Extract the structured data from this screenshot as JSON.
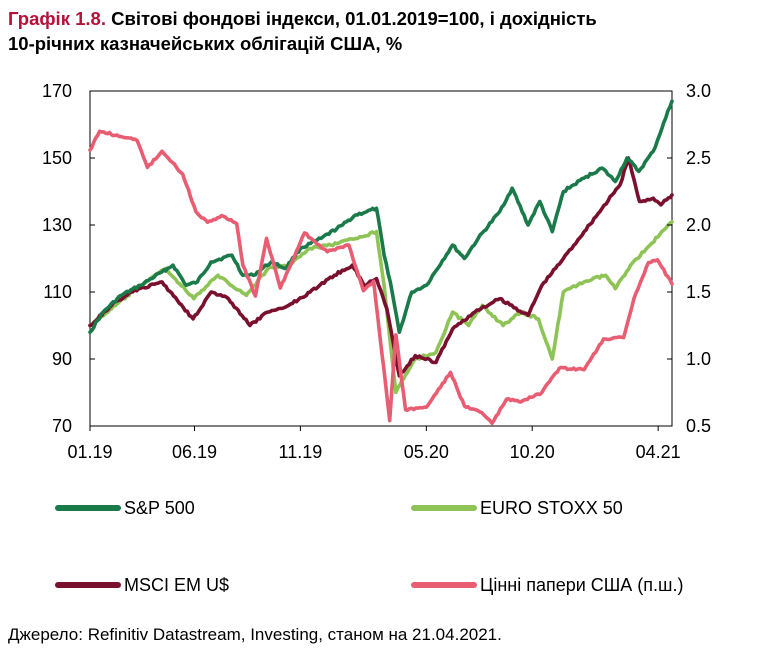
{
  "title": {
    "number": "Графік 1.8.",
    "line1": "Світові фондові індекси, 01.01.2019=100, і дохідність",
    "line2": "10-річних казначейських облігацій США, %"
  },
  "source": "Джерело: Refinitiv Datastream, Investing, станом на 21.04.2021.",
  "chart_data": {
    "type": "line",
    "x_tick_labels": [
      "01.19",
      "06.19",
      "11.19",
      "05.20",
      "10.20",
      "04.21"
    ],
    "x_tick_dates": [
      "2019-01-01",
      "2019-06-01",
      "2019-11-01",
      "2020-05-01",
      "2020-10-01",
      "2021-04-01"
    ],
    "x_range": [
      "2019-01-01",
      "2021-04-21"
    ],
    "y_left": {
      "range": [
        70,
        170
      ],
      "ticks": [
        "170",
        "150",
        "130",
        "110",
        "90",
        "70"
      ]
    },
    "y_right": {
      "range": [
        0.5,
        3.0
      ],
      "ticks": [
        "3.0",
        "2.5",
        "2.0",
        "1.5",
        "1.0",
        "0.5"
      ]
    },
    "grid": false,
    "legend_placement": "bottom",
    "series": [
      {
        "name": "S&P 500",
        "axis": "left",
        "color": "#1a7a4a",
        "points": [
          [
            "2019-01-01",
            98
          ],
          [
            "2019-01-20",
            104
          ],
          [
            "2019-02-15",
            109
          ],
          [
            "2019-03-15",
            112
          ],
          [
            "2019-04-15",
            116
          ],
          [
            "2019-05-01",
            118
          ],
          [
            "2019-05-20",
            112
          ],
          [
            "2019-06-05",
            113
          ],
          [
            "2019-06-25",
            119
          ],
          [
            "2019-07-25",
            121
          ],
          [
            "2019-08-10",
            115
          ],
          [
            "2019-08-25",
            115
          ],
          [
            "2019-09-20",
            119
          ],
          [
            "2019-10-10",
            117
          ],
          [
            "2019-11-01",
            123
          ],
          [
            "2019-12-01",
            126
          ],
          [
            "2020-01-01",
            130
          ],
          [
            "2020-01-20",
            133
          ],
          [
            "2020-02-05",
            134
          ],
          [
            "2020-02-19",
            135
          ],
          [
            "2020-03-01",
            121
          ],
          [
            "2020-03-10",
            113
          ],
          [
            "2020-03-23",
            98
          ],
          [
            "2020-04-10",
            110
          ],
          [
            "2020-05-01",
            112
          ],
          [
            "2020-06-08",
            124
          ],
          [
            "2020-06-25",
            120
          ],
          [
            "2020-07-15",
            126
          ],
          [
            "2020-08-15",
            134
          ],
          [
            "2020-09-02",
            141
          ],
          [
            "2020-09-25",
            130
          ],
          [
            "2020-10-12",
            137
          ],
          [
            "2020-10-30",
            128
          ],
          [
            "2020-11-15",
            140
          ],
          [
            "2020-12-15",
            144
          ],
          [
            "2021-01-10",
            147
          ],
          [
            "2021-01-29",
            143
          ],
          [
            "2021-02-15",
            150
          ],
          [
            "2021-03-04",
            146
          ],
          [
            "2021-03-25",
            152
          ],
          [
            "2021-04-21",
            167
          ]
        ]
      },
      {
        "name": "EURO STOXX 50",
        "axis": "left",
        "color": "#8ec456",
        "points": [
          [
            "2019-01-01",
            100
          ],
          [
            "2019-02-01",
            105
          ],
          [
            "2019-03-15",
            112
          ],
          [
            "2019-04-20",
            117
          ],
          [
            "2019-05-31",
            108
          ],
          [
            "2019-07-05",
            115
          ],
          [
            "2019-08-15",
            109
          ],
          [
            "2019-09-15",
            117
          ],
          [
            "2019-10-15",
            118
          ],
          [
            "2019-11-15",
            123
          ],
          [
            "2019-12-15",
            124
          ],
          [
            "2020-01-20",
            126
          ],
          [
            "2020-02-19",
            128
          ],
          [
            "2020-03-01",
            112
          ],
          [
            "2020-03-18",
            80
          ],
          [
            "2020-04-15",
            90
          ],
          [
            "2020-05-15",
            92
          ],
          [
            "2020-06-08",
            104
          ],
          [
            "2020-07-01",
            100
          ],
          [
            "2020-07-21",
            106
          ],
          [
            "2020-08-20",
            100
          ],
          [
            "2020-09-15",
            104
          ],
          [
            "2020-10-10",
            102
          ],
          [
            "2020-10-30",
            90
          ],
          [
            "2020-11-15",
            110
          ],
          [
            "2020-12-15",
            113
          ],
          [
            "2021-01-15",
            115
          ],
          [
            "2021-01-29",
            111
          ],
          [
            "2021-02-20",
            118
          ],
          [
            "2021-03-20",
            124
          ],
          [
            "2021-04-21",
            131
          ]
        ]
      },
      {
        "name": "MSCI EM U$",
        "axis": "left",
        "color": "#7a0f2e",
        "points": [
          [
            "2019-01-01",
            100
          ],
          [
            "2019-02-01",
            106
          ],
          [
            "2019-03-01",
            110
          ],
          [
            "2019-04-15",
            113
          ],
          [
            "2019-05-30",
            102
          ],
          [
            "2019-06-25",
            110
          ],
          [
            "2019-07-20",
            108
          ],
          [
            "2019-08-20",
            100
          ],
          [
            "2019-09-15",
            104
          ],
          [
            "2019-10-15",
            106
          ],
          [
            "2019-11-15",
            110
          ],
          [
            "2019-12-20",
            115
          ],
          [
            "2020-01-15",
            118
          ],
          [
            "2020-02-01",
            112
          ],
          [
            "2020-02-19",
            114
          ],
          [
            "2020-03-05",
            105
          ],
          [
            "2020-03-23",
            85
          ],
          [
            "2020-04-15",
            91
          ],
          [
            "2020-05-15",
            89
          ],
          [
            "2020-06-08",
            99
          ],
          [
            "2020-07-10",
            104
          ],
          [
            "2020-08-15",
            108
          ],
          [
            "2020-09-25",
            103
          ],
          [
            "2020-10-15",
            112
          ],
          [
            "2020-11-15",
            120
          ],
          [
            "2020-12-15",
            128
          ],
          [
            "2021-01-10",
            135
          ],
          [
            "2021-02-05",
            142
          ],
          [
            "2021-02-17",
            150
          ],
          [
            "2021-03-05",
            137
          ],
          [
            "2021-03-25",
            138
          ],
          [
            "2021-04-05",
            136
          ],
          [
            "2021-04-21",
            139
          ]
        ]
      },
      {
        "name": "Цінні папери США (п.ш.)",
        "axis": "right",
        "color": "#e85d72",
        "points": [
          [
            "2019-01-01",
            2.56
          ],
          [
            "2019-01-15",
            2.7
          ],
          [
            "2019-02-15",
            2.66
          ],
          [
            "2019-03-10",
            2.63
          ],
          [
            "2019-03-25",
            2.43
          ],
          [
            "2019-04-15",
            2.55
          ],
          [
            "2019-05-15",
            2.38
          ],
          [
            "2019-06-03",
            2.1
          ],
          [
            "2019-06-20",
            2.02
          ],
          [
            "2019-07-10",
            2.07
          ],
          [
            "2019-08-01",
            2.01
          ],
          [
            "2019-08-10",
            1.7
          ],
          [
            "2019-08-28",
            1.47
          ],
          [
            "2019-09-13",
            1.9
          ],
          [
            "2019-10-03",
            1.53
          ],
          [
            "2019-11-07",
            1.94
          ],
          [
            "2019-12-10",
            1.8
          ],
          [
            "2020-01-10",
            1.85
          ],
          [
            "2020-01-31",
            1.51
          ],
          [
            "2020-02-15",
            1.58
          ],
          [
            "2020-03-09",
            0.54
          ],
          [
            "2020-03-18",
            1.18
          ],
          [
            "2020-04-01",
            0.62
          ],
          [
            "2020-05-01",
            0.64
          ],
          [
            "2020-06-05",
            0.9
          ],
          [
            "2020-06-25",
            0.65
          ],
          [
            "2020-07-20",
            0.6
          ],
          [
            "2020-08-04",
            0.52
          ],
          [
            "2020-08-25",
            0.7
          ],
          [
            "2020-09-15",
            0.68
          ],
          [
            "2020-10-15",
            0.75
          ],
          [
            "2020-11-09",
            0.93
          ],
          [
            "2020-12-15",
            0.92
          ],
          [
            "2021-01-12",
            1.15
          ],
          [
            "2021-02-10",
            1.16
          ],
          [
            "2021-02-25",
            1.45
          ],
          [
            "2021-03-18",
            1.72
          ],
          [
            "2021-03-31",
            1.74
          ],
          [
            "2021-04-21",
            1.56
          ]
        ]
      }
    ]
  }
}
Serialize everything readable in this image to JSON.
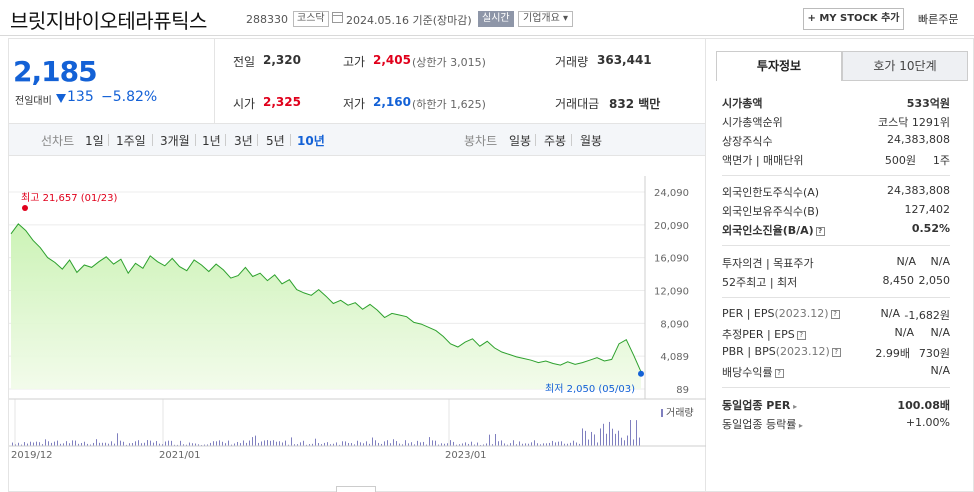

____

What is required →
Gather each line of the listing that holds the string "JSON".

Solution to this task →
Extract the structured data from this screenshot as JSON.
Serialize everything readable in this image to JSON.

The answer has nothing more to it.